## Given request
Records follow. Copy every line with "Sömestre".

::::::

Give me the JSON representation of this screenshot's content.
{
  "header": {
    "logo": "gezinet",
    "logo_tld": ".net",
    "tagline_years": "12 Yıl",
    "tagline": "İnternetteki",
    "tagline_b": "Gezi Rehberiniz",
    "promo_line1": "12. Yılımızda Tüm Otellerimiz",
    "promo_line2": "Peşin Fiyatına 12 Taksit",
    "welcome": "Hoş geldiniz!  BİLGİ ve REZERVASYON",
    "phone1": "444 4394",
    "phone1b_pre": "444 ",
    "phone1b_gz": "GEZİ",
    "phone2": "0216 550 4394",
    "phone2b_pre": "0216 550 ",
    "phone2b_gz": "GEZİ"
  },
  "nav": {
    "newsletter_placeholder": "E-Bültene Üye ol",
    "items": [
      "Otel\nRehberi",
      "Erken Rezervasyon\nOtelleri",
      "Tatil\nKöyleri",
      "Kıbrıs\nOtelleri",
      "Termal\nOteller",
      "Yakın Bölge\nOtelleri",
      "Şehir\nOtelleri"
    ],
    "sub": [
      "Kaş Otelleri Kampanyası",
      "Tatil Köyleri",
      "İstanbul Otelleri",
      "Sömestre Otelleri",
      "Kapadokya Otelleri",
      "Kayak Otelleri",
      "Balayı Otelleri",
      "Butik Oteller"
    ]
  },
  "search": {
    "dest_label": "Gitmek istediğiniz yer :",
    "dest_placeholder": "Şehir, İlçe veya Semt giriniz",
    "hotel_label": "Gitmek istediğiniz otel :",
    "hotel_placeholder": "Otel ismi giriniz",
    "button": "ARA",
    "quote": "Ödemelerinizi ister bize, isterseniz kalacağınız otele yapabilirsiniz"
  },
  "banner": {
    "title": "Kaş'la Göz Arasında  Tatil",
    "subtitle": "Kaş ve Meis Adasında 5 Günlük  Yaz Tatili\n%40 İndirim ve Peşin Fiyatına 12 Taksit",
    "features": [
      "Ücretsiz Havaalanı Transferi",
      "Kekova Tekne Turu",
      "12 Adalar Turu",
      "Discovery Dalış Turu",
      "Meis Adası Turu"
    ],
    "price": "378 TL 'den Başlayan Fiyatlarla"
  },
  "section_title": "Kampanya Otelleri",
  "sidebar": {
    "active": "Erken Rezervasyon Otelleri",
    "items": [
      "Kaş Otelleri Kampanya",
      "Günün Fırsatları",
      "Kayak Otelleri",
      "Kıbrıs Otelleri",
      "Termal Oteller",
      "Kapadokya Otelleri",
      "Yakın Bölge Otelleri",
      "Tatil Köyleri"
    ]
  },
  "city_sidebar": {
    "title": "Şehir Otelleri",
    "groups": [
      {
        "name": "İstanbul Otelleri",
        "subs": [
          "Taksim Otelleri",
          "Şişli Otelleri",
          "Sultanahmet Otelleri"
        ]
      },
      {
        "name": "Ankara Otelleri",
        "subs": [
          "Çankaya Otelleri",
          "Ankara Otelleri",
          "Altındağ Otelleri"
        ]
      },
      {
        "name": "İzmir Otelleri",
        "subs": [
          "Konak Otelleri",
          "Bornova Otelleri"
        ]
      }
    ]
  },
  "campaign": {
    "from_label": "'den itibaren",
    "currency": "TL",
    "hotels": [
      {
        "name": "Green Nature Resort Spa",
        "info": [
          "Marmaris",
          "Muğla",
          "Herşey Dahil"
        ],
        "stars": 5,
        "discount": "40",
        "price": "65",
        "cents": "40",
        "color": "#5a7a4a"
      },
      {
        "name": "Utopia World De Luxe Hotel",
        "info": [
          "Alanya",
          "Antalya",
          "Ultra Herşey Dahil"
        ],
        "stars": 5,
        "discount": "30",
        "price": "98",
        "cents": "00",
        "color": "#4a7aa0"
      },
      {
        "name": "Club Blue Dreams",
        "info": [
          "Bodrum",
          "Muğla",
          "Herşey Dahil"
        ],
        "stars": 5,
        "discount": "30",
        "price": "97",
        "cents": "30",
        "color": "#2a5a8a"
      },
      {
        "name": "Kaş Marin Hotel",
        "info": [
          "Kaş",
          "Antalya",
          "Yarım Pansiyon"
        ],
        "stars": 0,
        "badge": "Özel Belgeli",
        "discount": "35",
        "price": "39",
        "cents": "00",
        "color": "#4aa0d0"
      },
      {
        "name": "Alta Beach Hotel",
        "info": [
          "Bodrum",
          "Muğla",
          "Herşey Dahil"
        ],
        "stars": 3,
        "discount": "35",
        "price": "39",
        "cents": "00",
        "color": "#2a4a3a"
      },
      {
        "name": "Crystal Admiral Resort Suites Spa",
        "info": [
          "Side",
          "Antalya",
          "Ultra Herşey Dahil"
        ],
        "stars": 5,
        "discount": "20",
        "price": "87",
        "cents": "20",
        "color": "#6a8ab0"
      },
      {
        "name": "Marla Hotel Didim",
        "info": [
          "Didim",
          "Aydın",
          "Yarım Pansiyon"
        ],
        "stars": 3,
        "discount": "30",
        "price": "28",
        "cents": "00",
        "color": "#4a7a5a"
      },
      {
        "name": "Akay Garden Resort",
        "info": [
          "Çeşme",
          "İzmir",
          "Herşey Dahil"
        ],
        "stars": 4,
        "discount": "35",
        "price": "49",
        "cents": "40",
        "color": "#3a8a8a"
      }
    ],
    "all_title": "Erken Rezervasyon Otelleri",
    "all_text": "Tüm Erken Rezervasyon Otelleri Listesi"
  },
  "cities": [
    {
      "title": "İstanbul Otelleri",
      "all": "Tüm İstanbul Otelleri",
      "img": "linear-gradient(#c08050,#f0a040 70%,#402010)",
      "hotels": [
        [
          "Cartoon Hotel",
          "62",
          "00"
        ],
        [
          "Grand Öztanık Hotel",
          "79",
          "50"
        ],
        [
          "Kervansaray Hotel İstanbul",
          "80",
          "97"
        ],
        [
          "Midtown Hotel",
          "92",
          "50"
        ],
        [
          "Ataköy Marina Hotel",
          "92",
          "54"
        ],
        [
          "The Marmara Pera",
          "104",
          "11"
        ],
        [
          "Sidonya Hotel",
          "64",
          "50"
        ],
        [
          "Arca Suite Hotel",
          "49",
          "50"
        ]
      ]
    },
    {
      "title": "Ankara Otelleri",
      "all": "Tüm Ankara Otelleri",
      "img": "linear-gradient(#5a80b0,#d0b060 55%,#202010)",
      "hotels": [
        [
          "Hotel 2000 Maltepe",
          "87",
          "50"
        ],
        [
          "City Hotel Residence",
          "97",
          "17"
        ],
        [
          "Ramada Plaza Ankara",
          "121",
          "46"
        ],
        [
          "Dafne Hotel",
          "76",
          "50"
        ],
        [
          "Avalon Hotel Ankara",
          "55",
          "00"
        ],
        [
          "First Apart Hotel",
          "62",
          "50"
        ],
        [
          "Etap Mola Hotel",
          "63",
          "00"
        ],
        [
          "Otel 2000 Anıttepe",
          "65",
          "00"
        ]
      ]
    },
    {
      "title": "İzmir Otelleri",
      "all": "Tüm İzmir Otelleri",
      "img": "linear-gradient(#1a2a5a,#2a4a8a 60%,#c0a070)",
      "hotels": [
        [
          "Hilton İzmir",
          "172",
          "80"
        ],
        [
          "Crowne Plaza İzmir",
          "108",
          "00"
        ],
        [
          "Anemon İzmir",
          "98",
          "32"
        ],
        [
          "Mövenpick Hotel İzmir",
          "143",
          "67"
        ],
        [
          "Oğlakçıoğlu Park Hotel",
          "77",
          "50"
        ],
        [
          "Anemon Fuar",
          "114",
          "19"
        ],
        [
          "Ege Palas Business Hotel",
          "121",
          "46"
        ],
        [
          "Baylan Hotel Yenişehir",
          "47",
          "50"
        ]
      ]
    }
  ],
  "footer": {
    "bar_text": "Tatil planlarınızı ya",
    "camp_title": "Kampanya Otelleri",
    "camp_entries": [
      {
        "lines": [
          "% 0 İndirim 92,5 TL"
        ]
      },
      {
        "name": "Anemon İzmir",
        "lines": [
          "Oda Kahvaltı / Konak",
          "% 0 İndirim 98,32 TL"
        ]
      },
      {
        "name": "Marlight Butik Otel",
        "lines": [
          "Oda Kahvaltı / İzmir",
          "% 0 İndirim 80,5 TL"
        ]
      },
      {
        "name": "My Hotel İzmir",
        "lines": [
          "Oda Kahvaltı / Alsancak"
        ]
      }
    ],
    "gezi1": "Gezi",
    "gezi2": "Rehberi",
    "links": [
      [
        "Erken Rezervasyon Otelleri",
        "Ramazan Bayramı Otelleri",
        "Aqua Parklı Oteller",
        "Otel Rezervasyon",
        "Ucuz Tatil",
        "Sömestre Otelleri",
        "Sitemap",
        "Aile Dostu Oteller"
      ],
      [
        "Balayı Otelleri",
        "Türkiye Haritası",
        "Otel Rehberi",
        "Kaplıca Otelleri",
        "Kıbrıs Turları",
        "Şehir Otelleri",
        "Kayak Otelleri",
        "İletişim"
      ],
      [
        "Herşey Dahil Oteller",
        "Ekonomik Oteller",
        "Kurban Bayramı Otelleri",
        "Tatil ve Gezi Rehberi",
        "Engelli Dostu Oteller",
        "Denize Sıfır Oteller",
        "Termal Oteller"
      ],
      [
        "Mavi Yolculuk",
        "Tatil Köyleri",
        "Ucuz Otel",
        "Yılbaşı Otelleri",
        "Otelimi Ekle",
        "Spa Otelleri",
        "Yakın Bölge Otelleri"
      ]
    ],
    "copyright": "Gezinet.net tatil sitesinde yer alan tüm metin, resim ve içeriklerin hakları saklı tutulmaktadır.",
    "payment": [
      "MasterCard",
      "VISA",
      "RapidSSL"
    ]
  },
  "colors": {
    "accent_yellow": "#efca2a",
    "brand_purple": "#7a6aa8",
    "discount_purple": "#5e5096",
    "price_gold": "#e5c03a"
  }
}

::::::

## Solution to the exercise
      "Sömestre Otelleri",
        "Sömestre Otelleri",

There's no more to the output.